◆ **WHAT TO DO**:
Copy out each line of the listing that has the word "content" in it.

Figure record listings
————————
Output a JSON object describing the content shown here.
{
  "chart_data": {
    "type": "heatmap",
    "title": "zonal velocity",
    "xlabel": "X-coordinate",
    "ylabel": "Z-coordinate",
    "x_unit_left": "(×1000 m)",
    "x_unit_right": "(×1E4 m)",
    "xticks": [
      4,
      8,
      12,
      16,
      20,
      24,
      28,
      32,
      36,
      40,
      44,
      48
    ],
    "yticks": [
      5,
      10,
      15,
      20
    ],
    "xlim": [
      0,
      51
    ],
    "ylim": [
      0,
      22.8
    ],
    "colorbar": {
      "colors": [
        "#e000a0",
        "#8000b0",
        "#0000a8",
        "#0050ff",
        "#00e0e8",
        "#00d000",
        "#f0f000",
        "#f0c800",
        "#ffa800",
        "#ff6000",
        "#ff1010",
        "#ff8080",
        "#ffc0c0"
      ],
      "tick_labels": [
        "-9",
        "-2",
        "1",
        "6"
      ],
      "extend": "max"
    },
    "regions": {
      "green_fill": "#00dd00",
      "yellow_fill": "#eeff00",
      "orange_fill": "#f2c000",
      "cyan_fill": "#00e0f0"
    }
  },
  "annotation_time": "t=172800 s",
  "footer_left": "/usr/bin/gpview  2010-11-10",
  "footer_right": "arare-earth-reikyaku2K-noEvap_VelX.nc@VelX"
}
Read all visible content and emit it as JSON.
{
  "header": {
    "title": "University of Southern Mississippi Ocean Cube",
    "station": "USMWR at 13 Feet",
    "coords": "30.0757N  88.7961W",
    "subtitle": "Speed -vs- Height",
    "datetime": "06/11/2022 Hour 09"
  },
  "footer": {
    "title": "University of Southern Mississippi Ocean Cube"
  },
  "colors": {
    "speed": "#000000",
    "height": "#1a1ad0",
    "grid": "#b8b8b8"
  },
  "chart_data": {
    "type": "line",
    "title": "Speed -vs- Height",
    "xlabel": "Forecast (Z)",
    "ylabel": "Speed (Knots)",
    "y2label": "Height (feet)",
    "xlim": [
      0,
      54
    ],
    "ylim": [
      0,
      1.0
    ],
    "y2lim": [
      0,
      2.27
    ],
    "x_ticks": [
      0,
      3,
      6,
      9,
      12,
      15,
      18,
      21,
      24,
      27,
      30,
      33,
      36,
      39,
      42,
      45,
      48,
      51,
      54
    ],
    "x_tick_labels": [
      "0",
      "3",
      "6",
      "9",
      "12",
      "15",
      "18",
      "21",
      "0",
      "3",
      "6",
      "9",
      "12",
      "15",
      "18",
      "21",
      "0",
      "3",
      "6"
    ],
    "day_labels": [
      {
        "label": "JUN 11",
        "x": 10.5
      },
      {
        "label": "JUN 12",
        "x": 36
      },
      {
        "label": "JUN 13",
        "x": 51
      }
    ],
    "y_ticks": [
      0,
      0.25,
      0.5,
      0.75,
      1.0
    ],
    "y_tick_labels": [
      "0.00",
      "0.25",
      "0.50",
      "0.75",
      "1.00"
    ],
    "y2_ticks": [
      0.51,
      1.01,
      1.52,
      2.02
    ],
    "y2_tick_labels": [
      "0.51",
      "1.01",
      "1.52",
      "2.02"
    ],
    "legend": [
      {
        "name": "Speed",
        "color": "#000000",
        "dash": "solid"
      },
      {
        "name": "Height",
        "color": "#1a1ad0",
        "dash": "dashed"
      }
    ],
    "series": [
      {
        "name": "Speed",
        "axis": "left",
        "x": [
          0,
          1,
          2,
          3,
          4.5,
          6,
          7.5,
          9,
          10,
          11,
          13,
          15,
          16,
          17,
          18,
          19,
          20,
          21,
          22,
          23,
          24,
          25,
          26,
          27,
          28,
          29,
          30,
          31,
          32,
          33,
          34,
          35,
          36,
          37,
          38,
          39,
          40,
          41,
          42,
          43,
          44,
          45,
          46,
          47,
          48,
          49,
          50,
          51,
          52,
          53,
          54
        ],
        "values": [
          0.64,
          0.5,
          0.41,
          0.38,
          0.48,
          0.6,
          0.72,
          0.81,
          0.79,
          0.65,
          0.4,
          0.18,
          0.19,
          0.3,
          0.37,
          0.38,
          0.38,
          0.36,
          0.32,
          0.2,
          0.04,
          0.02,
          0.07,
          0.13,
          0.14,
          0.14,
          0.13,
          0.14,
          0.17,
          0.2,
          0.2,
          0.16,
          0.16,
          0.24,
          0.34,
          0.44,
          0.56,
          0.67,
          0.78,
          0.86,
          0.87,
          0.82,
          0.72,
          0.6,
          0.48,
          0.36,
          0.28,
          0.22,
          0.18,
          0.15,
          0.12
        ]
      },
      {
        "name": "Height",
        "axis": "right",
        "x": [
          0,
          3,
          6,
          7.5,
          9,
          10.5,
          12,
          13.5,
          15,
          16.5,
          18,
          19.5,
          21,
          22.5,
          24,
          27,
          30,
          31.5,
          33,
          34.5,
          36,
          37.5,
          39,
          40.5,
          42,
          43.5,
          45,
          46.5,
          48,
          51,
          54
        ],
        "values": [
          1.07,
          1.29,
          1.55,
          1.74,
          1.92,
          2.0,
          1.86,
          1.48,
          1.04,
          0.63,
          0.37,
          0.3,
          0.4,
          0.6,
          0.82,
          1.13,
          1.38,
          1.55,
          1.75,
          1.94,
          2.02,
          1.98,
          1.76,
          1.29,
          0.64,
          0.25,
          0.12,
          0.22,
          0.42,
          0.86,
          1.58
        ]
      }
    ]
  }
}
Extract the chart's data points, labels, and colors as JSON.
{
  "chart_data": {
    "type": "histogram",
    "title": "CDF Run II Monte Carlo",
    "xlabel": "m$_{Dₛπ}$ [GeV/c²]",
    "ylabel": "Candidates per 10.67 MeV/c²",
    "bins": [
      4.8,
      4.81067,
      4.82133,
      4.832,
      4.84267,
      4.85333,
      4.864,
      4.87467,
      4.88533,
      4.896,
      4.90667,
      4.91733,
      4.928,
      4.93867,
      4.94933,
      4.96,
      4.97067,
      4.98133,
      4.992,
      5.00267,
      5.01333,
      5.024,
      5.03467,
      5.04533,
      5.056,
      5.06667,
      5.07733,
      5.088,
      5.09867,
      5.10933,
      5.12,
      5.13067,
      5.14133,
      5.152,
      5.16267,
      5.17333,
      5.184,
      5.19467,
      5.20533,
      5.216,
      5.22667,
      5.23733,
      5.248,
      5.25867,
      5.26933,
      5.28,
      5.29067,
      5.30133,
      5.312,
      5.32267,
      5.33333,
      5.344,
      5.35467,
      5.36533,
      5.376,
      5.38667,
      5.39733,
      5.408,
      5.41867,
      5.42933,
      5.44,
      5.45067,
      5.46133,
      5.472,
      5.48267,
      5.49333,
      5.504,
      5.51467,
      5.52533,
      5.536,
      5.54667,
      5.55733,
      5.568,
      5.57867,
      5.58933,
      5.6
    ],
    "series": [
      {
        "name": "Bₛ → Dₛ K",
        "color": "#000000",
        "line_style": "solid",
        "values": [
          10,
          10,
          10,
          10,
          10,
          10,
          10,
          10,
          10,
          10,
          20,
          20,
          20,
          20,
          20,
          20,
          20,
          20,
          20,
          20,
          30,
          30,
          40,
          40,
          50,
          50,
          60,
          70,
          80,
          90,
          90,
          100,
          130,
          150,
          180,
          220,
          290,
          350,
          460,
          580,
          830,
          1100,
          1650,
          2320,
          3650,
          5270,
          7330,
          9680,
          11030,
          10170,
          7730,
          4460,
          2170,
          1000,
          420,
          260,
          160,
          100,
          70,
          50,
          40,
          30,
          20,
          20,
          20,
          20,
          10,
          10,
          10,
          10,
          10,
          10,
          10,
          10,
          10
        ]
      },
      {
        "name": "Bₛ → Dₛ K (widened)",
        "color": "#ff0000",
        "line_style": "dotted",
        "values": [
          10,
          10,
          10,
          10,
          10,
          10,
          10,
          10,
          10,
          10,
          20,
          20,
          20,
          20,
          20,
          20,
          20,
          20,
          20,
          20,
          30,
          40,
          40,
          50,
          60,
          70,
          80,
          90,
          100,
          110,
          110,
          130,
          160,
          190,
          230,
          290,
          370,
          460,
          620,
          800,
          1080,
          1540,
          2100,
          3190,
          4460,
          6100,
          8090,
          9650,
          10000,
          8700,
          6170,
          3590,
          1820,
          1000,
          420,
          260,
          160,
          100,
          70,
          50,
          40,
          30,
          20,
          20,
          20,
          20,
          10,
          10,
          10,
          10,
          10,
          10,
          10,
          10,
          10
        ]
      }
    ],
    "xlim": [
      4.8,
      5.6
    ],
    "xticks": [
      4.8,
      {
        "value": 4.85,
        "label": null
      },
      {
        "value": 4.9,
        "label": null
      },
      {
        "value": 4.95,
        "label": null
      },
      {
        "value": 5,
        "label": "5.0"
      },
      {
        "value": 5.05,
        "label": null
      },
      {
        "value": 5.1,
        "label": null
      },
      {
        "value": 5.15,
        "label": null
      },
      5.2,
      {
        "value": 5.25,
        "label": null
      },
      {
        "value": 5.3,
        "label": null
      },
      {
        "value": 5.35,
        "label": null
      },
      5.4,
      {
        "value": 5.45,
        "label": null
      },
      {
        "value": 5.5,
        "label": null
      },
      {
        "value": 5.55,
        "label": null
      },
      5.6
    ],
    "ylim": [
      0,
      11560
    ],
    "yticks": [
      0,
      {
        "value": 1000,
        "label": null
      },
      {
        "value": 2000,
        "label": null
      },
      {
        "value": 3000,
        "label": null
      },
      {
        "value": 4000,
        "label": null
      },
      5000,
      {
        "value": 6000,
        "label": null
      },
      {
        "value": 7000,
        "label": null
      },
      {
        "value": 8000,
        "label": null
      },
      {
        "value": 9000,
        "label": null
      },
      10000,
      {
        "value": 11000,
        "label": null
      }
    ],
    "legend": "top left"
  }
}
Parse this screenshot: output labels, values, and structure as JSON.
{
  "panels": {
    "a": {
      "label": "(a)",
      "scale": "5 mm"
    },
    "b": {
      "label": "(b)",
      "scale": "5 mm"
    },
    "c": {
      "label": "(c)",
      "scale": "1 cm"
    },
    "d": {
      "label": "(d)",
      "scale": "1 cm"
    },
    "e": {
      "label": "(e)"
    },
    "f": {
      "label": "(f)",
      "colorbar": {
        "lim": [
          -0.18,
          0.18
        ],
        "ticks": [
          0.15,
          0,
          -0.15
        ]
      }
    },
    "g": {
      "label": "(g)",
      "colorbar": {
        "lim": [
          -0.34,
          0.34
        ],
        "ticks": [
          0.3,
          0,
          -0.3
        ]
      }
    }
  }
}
————————
◆ **RESPONSE BELOW**:
Output a JSON object describing the content shown here.
Read all visible content and emit it as JSON.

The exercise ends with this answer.